* Begin Task material *

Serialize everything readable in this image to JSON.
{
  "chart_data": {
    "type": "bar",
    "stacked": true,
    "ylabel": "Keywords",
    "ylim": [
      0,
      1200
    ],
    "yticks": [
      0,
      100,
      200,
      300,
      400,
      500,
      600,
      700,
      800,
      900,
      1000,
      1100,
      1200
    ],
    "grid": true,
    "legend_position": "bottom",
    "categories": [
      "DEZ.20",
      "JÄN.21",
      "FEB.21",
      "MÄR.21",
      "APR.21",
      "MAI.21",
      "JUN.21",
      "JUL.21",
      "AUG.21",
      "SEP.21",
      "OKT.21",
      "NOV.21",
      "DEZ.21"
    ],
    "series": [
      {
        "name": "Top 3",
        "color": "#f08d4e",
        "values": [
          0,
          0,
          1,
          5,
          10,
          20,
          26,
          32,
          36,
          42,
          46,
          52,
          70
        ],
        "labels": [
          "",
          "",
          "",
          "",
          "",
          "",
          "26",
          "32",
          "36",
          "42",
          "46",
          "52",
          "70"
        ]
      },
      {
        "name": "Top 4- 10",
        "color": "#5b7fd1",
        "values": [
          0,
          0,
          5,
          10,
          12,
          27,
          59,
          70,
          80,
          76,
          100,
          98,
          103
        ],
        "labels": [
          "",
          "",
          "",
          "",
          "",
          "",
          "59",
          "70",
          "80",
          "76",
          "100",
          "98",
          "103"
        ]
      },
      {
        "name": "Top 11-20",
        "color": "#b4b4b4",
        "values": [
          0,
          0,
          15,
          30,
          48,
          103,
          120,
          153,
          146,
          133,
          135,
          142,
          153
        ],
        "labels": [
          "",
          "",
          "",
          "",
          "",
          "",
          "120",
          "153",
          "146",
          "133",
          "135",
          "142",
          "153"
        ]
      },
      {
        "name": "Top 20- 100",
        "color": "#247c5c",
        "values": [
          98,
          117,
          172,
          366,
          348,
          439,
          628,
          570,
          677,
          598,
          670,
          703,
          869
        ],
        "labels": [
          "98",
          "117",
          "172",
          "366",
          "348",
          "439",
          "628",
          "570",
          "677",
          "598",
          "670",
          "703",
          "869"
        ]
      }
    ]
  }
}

* End Task material *

▶ _Exercise_: Extract all of the material exactly as it is written.

▶ _Full output_:
Serialize everything readable in this image to JSON.
{
  "chart_data": {
    "type": "bar",
    "stacked": true,
    "ylabel": "Keywords",
    "ylim": [
      0,
      1200
    ],
    "yticks": [
      0,
      100,
      200,
      300,
      400,
      500,
      600,
      700,
      800,
      900,
      1000,
      1100,
      1200
    ],
    "grid": true,
    "legend_position": "bottom",
    "categories": [
      "DEZ.20",
      "JÄN.21",
      "FEB.21",
      "MÄR.21",
      "APR.21",
      "MAI.21",
      "JUN.21",
      "JUL.21",
      "AUG.21",
      "SEP.21",
      "OKT.21",
      "NOV.21",
      "DEZ.21"
    ],
    "series": [
      {
        "name": "Top 3",
        "color": "#f08d4e",
        "values": [
          0,
          0,
          1,
          5,
          10,
          20,
          26,
          32,
          36,
          42,
          46,
          52,
          70
        ],
        "labels": [
          "",
          "",
          "",
          "",
          "",
          "",
          "26",
          "32",
          "36",
          "42",
          "46",
          "52",
          "70"
        ]
      },
      {
        "name": "Top 4- 10",
        "color": "#5b7fd1",
        "values": [
          0,
          0,
          5,
          10,
          12,
          27,
          59,
          70,
          80,
          76,
          100,
          98,
          103
        ],
        "labels": [
          "",
          "",
          "",
          "",
          "",
          "",
          "59",
          "70",
          "80",
          "76",
          "100",
          "98",
          "103"
        ]
      },
      {
        "name": "Top 11-20",
        "color": "#b4b4b4",
        "values": [
          0,
          0,
          15,
          30,
          48,
          103,
          120,
          153,
          146,
          133,
          135,
          142,
          153
        ],
        "labels": [
          "",
          "",
          "",
          "",
          "",
          "",
          "120",
          "153",
          "146",
          "133",
          "135",
          "142",
          "153"
        ]
      },
      {
        "name": "Top 20- 100",
        "color": "#247c5c",
        "values": [
          98,
          117,
          172,
          366,
          348,
          439,
          628,
          570,
          677,
          598,
          670,
          703,
          869
        ],
        "labels": [
          "98",
          "117",
          "172",
          "366",
          "348",
          "439",
          "628",
          "570",
          "677",
          "598",
          "670",
          "703",
          "869"
        ]
      }
    ]
  }
}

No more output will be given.